::: TASK INPUT :::

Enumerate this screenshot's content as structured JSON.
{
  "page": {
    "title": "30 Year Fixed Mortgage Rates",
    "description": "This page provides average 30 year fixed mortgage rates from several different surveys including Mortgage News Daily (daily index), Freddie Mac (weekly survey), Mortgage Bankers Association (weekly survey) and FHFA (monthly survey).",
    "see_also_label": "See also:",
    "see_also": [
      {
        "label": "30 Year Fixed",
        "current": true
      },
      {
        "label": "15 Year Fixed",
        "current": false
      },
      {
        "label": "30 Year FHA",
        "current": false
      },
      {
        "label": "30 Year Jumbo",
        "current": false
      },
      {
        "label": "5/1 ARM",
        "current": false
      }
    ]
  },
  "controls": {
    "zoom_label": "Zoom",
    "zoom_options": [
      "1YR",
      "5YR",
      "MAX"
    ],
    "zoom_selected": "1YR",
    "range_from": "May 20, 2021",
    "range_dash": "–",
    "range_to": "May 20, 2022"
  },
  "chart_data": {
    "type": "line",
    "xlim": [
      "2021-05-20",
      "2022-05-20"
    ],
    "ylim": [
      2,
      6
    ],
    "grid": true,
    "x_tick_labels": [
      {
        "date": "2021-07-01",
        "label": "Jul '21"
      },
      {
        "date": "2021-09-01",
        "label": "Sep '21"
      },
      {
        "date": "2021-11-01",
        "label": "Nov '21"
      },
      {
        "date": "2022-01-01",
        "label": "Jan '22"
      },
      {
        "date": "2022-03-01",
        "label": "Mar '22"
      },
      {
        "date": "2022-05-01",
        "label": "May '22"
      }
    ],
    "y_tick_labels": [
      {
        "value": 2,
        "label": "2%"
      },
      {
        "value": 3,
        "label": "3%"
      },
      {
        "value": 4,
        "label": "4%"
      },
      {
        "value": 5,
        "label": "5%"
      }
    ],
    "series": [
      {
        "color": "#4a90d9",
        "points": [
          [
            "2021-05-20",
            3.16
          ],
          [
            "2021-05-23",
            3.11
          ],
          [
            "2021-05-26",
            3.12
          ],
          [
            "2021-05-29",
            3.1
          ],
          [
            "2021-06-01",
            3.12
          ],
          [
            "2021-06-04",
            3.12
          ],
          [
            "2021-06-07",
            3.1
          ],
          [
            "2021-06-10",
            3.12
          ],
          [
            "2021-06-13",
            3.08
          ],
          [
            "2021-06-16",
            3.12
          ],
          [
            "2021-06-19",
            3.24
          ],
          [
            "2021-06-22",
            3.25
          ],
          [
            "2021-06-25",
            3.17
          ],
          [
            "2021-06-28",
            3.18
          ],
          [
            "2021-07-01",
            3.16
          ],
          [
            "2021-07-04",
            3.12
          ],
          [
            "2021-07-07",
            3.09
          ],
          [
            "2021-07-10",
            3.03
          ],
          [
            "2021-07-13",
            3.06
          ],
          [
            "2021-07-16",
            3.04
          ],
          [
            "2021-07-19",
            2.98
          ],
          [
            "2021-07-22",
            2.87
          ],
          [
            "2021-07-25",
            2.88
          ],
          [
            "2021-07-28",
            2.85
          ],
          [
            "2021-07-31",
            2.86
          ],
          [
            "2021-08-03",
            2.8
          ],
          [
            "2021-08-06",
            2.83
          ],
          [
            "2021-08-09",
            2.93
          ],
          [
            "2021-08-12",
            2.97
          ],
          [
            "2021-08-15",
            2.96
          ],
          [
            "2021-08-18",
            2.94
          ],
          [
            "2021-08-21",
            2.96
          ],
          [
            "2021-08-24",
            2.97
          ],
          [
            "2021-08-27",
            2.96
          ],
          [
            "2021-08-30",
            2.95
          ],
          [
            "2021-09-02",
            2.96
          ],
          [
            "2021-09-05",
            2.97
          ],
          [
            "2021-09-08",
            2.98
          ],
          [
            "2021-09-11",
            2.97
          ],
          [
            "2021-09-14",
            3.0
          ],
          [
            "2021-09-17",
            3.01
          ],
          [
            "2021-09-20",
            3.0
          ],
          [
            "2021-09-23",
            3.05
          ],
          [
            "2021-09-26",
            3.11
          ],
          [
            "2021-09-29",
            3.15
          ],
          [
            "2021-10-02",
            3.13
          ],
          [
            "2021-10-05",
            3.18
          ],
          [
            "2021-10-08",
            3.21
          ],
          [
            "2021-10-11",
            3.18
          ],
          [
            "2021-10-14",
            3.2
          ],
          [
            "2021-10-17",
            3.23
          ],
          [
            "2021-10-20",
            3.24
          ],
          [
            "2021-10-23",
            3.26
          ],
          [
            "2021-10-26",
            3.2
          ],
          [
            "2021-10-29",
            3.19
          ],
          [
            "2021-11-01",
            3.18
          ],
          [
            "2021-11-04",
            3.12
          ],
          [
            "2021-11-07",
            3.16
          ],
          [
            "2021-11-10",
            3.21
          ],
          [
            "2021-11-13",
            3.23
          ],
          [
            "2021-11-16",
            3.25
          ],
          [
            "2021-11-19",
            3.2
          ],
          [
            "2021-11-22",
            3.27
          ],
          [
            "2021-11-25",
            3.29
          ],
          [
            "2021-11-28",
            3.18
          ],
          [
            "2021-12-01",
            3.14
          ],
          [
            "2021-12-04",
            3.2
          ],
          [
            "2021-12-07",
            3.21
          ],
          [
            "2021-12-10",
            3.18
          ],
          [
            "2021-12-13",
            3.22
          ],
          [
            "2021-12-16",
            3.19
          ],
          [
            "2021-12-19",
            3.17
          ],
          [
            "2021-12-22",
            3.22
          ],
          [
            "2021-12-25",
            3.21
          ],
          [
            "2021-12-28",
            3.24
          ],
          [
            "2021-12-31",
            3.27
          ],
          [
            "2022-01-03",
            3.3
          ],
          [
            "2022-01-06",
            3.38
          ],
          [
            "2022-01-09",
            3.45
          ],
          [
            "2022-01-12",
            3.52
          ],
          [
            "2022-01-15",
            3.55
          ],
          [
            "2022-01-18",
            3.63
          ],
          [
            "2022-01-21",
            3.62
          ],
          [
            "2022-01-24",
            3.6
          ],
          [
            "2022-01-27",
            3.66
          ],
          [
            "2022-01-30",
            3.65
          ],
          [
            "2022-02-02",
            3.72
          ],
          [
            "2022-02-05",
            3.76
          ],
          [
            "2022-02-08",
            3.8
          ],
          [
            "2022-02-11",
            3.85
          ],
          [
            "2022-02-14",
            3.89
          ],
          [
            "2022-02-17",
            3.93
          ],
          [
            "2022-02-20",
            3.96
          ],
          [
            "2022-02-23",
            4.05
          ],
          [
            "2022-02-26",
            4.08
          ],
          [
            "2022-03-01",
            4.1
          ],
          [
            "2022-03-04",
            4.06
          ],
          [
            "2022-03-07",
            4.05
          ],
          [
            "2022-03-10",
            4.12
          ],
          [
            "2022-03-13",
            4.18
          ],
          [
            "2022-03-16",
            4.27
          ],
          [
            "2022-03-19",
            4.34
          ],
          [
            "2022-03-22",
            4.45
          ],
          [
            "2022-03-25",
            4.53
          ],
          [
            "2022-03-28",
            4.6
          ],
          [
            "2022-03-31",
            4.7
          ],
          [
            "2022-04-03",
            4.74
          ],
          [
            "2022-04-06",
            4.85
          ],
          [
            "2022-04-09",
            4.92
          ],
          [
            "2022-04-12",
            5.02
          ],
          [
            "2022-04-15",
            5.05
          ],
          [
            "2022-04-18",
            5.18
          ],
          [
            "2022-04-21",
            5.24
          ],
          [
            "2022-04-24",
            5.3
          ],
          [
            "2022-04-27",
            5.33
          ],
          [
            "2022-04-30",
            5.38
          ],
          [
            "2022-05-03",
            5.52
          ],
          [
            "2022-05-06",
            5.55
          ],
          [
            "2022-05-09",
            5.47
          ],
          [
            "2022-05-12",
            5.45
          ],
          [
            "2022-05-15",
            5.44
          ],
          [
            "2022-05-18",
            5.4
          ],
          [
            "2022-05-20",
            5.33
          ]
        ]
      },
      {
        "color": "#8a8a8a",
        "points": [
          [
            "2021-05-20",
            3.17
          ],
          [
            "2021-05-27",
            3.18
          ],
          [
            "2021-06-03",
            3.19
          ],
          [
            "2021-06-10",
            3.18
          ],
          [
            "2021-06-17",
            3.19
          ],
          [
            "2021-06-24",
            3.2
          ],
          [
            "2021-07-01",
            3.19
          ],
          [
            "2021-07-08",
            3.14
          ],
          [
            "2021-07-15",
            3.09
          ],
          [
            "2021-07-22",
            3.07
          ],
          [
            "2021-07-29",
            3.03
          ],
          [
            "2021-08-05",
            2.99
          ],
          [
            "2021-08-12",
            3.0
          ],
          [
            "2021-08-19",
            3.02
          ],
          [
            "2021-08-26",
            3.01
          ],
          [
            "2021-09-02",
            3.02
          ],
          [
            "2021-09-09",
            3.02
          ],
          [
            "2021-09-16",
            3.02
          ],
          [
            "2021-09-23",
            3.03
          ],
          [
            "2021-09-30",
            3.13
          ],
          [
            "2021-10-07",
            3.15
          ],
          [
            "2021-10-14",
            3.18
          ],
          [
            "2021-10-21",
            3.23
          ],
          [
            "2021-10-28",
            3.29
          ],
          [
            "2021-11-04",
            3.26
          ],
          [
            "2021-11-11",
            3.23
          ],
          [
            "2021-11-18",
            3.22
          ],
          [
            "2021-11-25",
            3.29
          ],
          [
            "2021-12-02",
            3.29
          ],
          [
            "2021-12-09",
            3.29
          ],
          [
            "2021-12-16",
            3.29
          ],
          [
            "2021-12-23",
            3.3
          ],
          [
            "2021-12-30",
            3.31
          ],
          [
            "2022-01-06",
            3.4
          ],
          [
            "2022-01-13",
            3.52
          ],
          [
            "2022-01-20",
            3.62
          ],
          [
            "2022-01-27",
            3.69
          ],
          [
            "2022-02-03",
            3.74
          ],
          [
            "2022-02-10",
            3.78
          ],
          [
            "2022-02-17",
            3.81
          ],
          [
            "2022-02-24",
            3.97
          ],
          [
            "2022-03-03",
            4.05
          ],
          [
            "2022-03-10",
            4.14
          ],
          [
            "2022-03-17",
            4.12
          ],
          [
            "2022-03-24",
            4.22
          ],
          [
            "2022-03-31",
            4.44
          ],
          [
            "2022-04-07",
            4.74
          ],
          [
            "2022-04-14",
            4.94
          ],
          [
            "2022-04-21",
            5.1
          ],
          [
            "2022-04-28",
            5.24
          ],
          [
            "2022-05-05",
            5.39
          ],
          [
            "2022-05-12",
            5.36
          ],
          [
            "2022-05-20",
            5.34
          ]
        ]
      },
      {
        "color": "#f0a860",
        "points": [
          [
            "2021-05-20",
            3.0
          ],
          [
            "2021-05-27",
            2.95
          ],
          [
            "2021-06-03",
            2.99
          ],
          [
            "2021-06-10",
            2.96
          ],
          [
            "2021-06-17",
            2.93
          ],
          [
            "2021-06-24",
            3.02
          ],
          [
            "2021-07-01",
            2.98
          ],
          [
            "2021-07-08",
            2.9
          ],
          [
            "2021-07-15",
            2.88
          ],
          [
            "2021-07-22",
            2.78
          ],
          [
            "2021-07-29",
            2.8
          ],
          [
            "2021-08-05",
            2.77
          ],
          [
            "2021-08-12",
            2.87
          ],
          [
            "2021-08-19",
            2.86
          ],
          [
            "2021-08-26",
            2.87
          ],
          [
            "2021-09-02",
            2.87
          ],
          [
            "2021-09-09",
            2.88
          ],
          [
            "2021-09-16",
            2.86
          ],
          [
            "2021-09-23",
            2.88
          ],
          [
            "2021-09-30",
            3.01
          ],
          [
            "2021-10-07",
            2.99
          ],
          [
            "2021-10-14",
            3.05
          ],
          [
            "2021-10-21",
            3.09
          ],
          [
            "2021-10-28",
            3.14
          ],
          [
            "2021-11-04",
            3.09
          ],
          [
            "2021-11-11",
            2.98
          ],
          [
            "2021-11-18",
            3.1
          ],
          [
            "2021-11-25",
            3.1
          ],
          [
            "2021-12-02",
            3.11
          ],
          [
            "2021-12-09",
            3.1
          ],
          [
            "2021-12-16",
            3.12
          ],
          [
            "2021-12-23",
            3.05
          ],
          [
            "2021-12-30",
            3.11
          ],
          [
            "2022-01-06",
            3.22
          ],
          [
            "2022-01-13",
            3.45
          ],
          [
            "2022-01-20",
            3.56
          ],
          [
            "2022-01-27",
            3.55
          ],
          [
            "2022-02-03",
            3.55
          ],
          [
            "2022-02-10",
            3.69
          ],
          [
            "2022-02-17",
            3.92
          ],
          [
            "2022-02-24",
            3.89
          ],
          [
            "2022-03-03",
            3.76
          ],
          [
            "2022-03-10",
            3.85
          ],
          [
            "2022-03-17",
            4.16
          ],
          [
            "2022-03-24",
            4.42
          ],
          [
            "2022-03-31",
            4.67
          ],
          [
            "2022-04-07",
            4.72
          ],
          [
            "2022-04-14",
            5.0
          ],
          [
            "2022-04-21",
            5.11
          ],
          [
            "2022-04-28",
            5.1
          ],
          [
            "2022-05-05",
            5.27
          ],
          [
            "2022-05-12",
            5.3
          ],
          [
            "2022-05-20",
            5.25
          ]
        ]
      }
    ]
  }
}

:::

**THE PROBLEM:**
Return only the number of lines in the preceding records that contain the string "Mortgage".

**TASK RESULT:**
2